> **Exercise instructions**: Below is a listing; reproduce each line of it exactly.

(Collected data entries)
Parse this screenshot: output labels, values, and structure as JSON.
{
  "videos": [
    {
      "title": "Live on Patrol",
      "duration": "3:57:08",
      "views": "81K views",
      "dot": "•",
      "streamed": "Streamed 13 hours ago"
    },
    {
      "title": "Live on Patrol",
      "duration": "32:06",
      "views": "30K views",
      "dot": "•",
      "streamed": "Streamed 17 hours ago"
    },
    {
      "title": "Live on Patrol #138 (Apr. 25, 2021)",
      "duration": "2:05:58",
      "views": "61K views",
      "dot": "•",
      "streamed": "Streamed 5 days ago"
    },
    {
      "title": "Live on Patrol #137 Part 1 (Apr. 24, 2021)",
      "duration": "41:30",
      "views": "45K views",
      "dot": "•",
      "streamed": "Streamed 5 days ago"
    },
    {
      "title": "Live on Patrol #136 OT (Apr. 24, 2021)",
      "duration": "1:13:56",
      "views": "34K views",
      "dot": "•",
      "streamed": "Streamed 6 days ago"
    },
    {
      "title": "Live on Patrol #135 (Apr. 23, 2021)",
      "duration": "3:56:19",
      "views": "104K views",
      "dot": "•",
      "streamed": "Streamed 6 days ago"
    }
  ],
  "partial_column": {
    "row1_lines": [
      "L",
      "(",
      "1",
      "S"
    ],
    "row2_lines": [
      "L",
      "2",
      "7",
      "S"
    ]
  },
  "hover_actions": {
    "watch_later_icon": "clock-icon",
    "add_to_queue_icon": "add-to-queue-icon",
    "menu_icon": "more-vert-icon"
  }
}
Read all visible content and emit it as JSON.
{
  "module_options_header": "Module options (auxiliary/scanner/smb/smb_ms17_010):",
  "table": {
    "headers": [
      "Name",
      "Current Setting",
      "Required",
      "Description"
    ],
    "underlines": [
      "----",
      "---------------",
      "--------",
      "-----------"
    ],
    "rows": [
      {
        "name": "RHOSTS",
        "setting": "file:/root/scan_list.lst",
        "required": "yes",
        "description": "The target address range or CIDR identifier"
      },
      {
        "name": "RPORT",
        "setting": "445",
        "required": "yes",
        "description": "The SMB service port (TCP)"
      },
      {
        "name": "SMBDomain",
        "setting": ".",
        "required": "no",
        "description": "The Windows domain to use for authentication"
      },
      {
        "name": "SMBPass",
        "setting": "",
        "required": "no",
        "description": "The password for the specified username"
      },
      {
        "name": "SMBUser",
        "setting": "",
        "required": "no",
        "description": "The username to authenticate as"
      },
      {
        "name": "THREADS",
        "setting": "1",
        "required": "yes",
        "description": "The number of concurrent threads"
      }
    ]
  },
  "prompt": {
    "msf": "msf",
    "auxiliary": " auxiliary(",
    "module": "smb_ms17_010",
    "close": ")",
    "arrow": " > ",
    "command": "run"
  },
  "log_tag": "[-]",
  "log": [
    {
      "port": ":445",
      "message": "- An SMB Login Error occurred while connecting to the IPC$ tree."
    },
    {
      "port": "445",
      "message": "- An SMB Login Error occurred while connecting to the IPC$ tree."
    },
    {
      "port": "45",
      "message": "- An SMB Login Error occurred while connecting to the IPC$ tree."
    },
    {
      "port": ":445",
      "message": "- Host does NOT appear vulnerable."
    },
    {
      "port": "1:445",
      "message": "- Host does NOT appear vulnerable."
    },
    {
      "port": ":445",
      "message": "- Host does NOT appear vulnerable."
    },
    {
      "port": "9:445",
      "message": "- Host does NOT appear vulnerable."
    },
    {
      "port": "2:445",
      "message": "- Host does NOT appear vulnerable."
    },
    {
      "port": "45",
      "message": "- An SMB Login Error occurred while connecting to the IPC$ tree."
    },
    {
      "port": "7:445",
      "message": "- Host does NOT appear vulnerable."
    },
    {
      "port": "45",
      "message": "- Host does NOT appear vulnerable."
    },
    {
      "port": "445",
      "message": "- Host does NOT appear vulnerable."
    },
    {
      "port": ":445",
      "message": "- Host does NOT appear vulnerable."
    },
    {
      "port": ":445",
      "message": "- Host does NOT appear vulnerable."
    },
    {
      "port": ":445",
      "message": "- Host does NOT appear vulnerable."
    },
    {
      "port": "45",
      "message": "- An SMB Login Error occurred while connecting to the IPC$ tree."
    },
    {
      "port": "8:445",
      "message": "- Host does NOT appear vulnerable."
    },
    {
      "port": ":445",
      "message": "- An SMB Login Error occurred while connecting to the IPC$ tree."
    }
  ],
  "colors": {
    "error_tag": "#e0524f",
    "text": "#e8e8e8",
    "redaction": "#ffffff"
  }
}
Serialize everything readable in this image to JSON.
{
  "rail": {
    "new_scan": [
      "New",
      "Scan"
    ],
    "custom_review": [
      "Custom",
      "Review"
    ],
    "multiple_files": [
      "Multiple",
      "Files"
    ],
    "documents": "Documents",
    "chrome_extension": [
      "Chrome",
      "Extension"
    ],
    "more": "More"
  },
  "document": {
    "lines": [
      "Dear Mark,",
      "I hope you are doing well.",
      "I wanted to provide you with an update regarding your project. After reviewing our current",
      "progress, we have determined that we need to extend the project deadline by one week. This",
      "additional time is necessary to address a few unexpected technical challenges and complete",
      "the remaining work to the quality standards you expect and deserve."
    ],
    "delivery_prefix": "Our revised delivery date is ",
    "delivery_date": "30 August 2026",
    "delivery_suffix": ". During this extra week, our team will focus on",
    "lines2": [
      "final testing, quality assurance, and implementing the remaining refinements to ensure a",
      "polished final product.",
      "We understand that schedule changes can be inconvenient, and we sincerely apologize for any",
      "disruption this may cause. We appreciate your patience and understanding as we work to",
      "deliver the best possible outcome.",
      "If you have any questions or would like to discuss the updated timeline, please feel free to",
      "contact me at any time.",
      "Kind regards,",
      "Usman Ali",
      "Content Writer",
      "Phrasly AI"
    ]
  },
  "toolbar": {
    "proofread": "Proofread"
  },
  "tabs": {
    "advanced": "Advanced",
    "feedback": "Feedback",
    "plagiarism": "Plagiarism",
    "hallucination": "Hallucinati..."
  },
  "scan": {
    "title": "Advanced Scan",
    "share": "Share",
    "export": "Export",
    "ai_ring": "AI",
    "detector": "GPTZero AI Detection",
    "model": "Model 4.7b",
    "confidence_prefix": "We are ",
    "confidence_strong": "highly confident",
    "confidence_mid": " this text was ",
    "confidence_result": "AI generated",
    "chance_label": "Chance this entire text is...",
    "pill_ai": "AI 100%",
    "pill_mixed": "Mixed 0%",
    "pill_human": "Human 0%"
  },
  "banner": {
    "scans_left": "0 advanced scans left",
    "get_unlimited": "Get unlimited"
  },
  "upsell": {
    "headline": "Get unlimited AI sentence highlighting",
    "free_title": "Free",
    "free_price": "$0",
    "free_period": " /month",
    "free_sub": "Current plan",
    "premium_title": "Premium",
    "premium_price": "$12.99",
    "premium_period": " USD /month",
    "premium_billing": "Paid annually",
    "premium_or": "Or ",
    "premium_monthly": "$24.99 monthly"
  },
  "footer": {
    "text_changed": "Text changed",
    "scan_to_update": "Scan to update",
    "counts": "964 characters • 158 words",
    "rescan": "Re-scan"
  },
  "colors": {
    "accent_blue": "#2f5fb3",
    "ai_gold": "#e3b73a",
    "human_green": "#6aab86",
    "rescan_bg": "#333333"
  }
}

> **Answer to this problem**:
Parse this screenshot: output labels, values, and structure as JSON.
{
  "videos": [
    {
      "title": "Live on Patrol",
      "duration": "3:57:08",
      "views": "81K views",
      "dot": "•",
      "streamed": "Streamed 13 hours ago"
    },
    {
      "title": "Live on Patrol",
      "duration": "32:06",
      "views": "30K views",
      "dot": "•",
      "streamed": "Streamed 17 hours ago"
    },
    {
      "title": "Live on Patrol #138 (Apr. 25, 2021)",
      "duration": "2:05:58",
      "views": "61K views",
      "dot": "•",
      "streamed": "Streamed 5 days ago"
    },
    {
      "title": "Live on Patrol #137 Part 1 (Apr. 24, 2021)",
      "duration": "41:30",
      "views": "45K views",
      "dot": "•",
      "streamed": "Streamed 5 days ago"
    },
    {
      "title": "Live on Patrol #136 OT (Apr. 24, 2021)",
      "duration": "1:13:56",
      "views": "34K views",
      "dot": "•",
      "streamed": "Streamed 6 days ago"
    },
    {
      "title": "Live on Patrol #135 (Apr. 23, 2021)",
      "duration": "3:56:19",
      "views": "104K views",
      "dot": "•",
      "streamed": "Streamed 6 days ago"
    }
  ],
  "partial_column": {
    "row1_lines": [
      "L",
      "(",
      "1",
      "S"
    ],
    "row2_lines": [
      "L",
      "2",
      "7",
      "S"
    ]
  },
  "hover_actions": {
    "watch_later_icon": "clock-icon",
    "add_to_queue_icon": "add-to-queue-icon",
    "menu_icon": "more-vert-icon"
  }
}
Read all visible content and emit it as JSON.
{
  "module_options_header": "Module options (auxiliary/scanner/smb/smb_ms17_010):",
  "table": {
    "headers": [
      "Name",
      "Current Setting",
      "Required",
      "Description"
    ],
    "underlines": [
      "----",
      "---------------",
      "--------",
      "-----------"
    ],
    "rows": [
      {
        "name": "RHOSTS",
        "setting": "file:/root/scan_list.lst",
        "required": "yes",
        "description": "The target address range or CIDR identifier"
      },
      {
        "name": "RPORT",
        "setting": "445",
        "required": "yes",
        "description": "The SMB service port (TCP)"
      },
      {
        "name": "SMBDomain",
        "setting": ".",
        "required": "no",
        "description": "The Windows domain to use for authentication"
      },
      {
        "name": "SMBPass",
        "setting": "",
        "required": "no",
        "description": "The password for the specified username"
      },
      {
        "name": "SMBUser",
        "setting": "",
        "required": "no",
        "description": "The username to authenticate as"
      },
      {
        "name": "THREADS",
        "setting": "1",
        "required": "yes",
        "description": "The number of concurrent threads"
      }
    ]
  },
  "prompt": {
    "msf": "msf",
    "auxiliary": " auxiliary(",
    "module": "smb_ms17_010",
    "close": ")",
    "arrow": " > ",
    "command": "run"
  },
  "log_tag": "[-]",
  "log": [
    {
      "port": ":445",
      "message": "- An SMB Login Error occurred while connecting to the IPC$ tree."
    },
    {
      "port": "445",
      "message": "- An SMB Login Error occurred while connecting to the IPC$ tree."
    },
    {
      "port": "45",
      "message": "- An SMB Login Error occurred while connecting to the IPC$ tree."
    },
    {
      "port": ":445",
      "message": "- Host does NOT appear vulnerable."
    },
    {
      "port": "1:445",
      "message": "- Host does NOT appear vulnerable."
    },
    {
      "port": ":445",
      "message": "- Host does NOT appear vulnerable."
    },
    {
      "port": "9:445",
      "message": "- Host does NOT appear vulnerable."
    },
    {
      "port": "2:445",
      "message": "- Host does NOT appear vulnerable."
    },
    {
      "port": "45",
      "message": "- An SMB Login Error occurred while connecting to the IPC$ tree."
    },
    {
      "port": "7:445",
      "message": "- Host does NOT appear vulnerable."
    },
    {
      "port": "45",
      "message": "- Host does NOT appear vulnerable."
    },
    {
      "port": "445",
      "message": "- Host does NOT appear vulnerable."
    },
    {
      "port": ":445",
      "message": "- Host does NOT appear vulnerable."
    },
    {
      "port": ":445",
      "message": "- Host does NOT appear vulnerable."
    },
    {
      "port": ":445",
      "message": "- Host does NOT appear vulnerable."
    },
    {
      "port": "45",
      "message": "- An SMB Login Error occurred while connecting to the IPC$ tree."
    },
    {
      "port": "8:445",
      "message": "- Host does NOT appear vulnerable."
    },
    {
      "port": ":445",
      "message": "- An SMB Login Error occurred while connecting to the IPC$ tree."
    }
  ],
  "colors": {
    "error_tag": "#e0524f",
    "text": "#e8e8e8",
    "redaction": "#ffffff"
  }
}
Serialize everything readable in this image to JSON.
{
  "rail": {
    "new_scan": [
      "New",
      "Scan"
    ],
    "custom_review": [
      "Custom",
      "Review"
    ],
    "multiple_files": [
      "Multiple",
      "Files"
    ],
    "documents": "Documents",
    "chrome_extension": [
      "Chrome",
      "Extension"
    ],
    "more": "More"
  },
  "document": {
    "lines": [
      "Dear Mark,",
      "I hope you are doing well.",
      "I wanted to provide you with an update regarding your project. After reviewing our current",
      "progress, we have determined that we need to extend the project deadline by one week. This",
      "additional time is necessary to address a few unexpected technical challenges and complete",
      "the remaining work to the quality standards you expect and deserve."
    ],
    "delivery_prefix": "Our revised delivery date is ",
    "delivery_date": "30 August 2026",
    "delivery_suffix": ". During this extra week, our team will focus on",
    "lines2": [
      "final testing, quality assurance, and implementing the remaining refinements to ensure a",
      "polished final product.",
      "We understand that schedule changes can be inconvenient, and we sincerely apologize for any",
      "disruption this may cause. We appreciate your patience and understanding as we work to",
      "deliver the best possible outcome.",
      "If you have any questions or would like to discuss the updated timeline, please feel free to",
      "contact me at any time.",
      "Kind regards,",
      "Usman Ali",
      "Content Writer",
      "Phrasly AI"
    ]
  },
  "toolbar": {
    "proofread": "Proofread"
  },
  "tabs": {
    "advanced": "Advanced",
    "feedback": "Feedback",
    "plagiarism": "Plagiarism",
    "hallucination": "Hallucinati..."
  },
  "scan": {
    "title": "Advanced Scan",
    "share": "Share",
    "export": "Export",
    "ai_ring": "AI",
    "detector": "GPTZero AI Detection",
    "model": "Model 4.7b",
    "confidence_prefix": "We are ",
    "confidence_strong": "highly confident",
    "confidence_mid": " this text was ",
    "confidence_result": "AI generated",
    "chance_label": "Chance this entire text is...",
    "pill_ai": "AI 100%",
    "pill_mixed": "Mixed 0%",
    "pill_human": "Human 0%"
  },
  "banner": {
    "scans_left": "0 advanced scans left",
    "get_unlimited": "Get unlimited"
  },
  "upsell": {
    "headline": "Get unlimited AI sentence highlighting",
    "free_title": "Free",
    "free_price": "$0",
    "free_period": " /month",
    "free_sub": "Current plan",
    "premium_title": "Premium",
    "premium_price": "$12.99",
    "premium_period": " USD /month",
    "premium_billing": "Paid annually",
    "premium_or": "Or ",
    "premium_monthly": "$24.99 monthly"
  },
  "footer": {
    "text_changed": "Text changed",
    "scan_to_update": "Scan to update",
    "counts": "964 characters • 158 words",
    "rescan": "Re-scan"
  },
  "colors": {
    "accent_blue": "#2f5fb3",
    "ai_gold": "#e3b73a",
    "human_green": "#6aab86",
    "rescan_bg": "#333333"
  }
}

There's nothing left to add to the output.